Recorded data
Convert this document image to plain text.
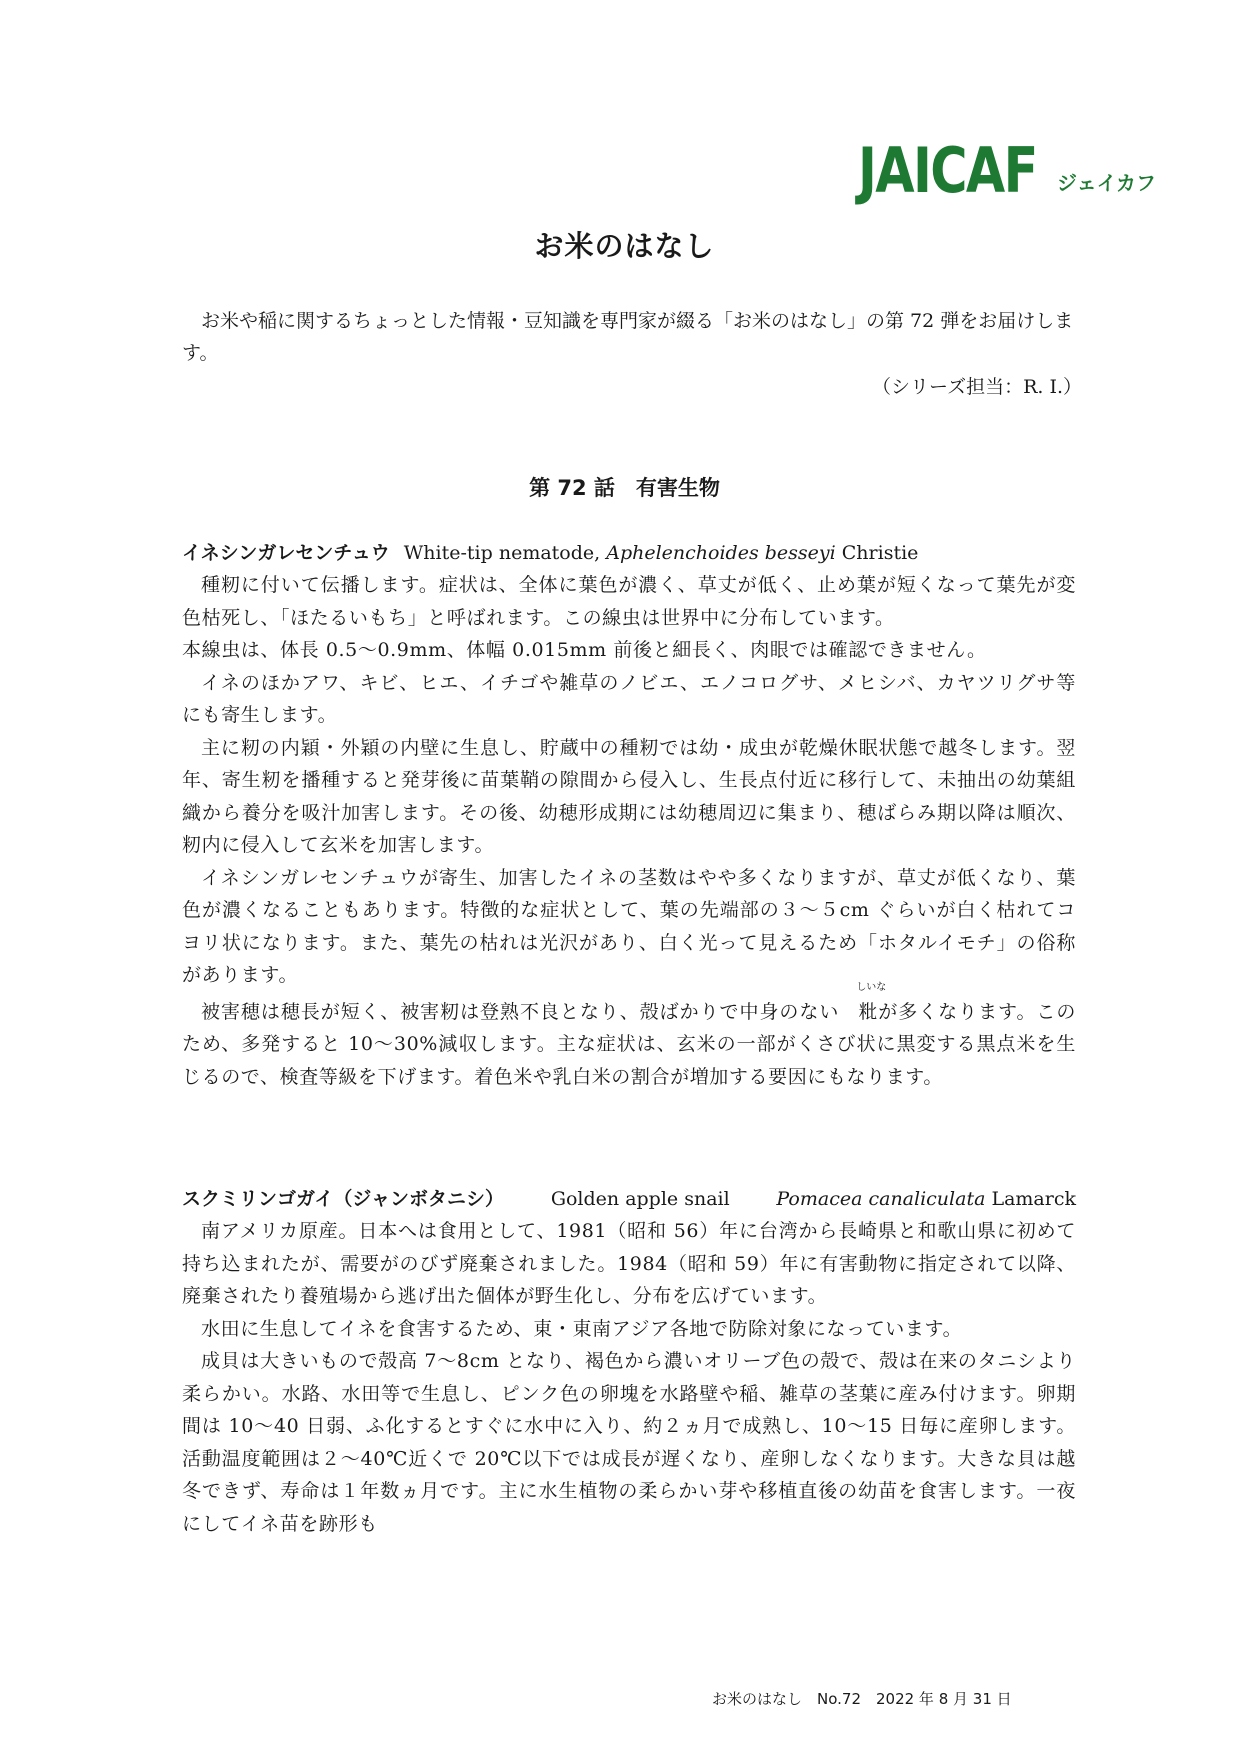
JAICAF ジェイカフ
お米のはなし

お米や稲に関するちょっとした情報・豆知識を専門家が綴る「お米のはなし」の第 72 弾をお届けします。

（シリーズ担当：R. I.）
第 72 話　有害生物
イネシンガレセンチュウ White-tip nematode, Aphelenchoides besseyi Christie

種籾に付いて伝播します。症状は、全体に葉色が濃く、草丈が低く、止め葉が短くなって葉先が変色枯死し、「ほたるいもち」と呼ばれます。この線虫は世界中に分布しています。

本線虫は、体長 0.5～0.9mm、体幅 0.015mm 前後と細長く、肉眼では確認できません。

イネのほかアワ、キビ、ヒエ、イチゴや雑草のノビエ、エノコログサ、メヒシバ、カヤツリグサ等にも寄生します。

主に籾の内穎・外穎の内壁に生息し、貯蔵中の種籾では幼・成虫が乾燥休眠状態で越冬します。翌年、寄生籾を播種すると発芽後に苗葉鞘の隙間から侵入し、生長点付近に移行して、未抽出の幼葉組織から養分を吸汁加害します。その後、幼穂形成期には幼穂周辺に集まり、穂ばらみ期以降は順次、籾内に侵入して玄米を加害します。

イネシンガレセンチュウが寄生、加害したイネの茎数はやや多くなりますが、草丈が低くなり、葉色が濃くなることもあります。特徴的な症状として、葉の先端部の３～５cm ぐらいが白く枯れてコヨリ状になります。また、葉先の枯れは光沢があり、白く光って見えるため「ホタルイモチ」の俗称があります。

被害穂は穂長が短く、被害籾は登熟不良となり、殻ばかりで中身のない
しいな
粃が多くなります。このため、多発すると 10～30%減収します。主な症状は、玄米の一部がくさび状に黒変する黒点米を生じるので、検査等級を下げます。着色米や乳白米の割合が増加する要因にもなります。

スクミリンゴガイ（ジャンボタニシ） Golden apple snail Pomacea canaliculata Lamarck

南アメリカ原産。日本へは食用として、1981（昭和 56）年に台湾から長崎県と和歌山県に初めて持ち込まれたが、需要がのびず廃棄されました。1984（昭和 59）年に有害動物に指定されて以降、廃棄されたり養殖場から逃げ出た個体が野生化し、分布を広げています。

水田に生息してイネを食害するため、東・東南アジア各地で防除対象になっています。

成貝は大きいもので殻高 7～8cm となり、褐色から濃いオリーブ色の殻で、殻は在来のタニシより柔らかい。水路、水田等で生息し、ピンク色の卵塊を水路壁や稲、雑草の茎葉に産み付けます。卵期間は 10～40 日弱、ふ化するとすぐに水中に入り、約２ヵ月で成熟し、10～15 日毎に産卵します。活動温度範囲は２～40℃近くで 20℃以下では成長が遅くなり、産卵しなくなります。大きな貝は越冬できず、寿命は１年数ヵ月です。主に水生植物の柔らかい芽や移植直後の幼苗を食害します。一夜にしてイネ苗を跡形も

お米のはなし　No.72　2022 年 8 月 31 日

# [Exercise requirements]
All lines holding the word "お米のはなし" should be picked out and copied.

# [Solution to the problem]
お米のはなし
お米や稲に関するちょっとした情報・豆知識を専門家が綴る「お米のはなし」の第 72 弾をお届けします。
お米のはなし　No.72　2022 年 8 月 31 日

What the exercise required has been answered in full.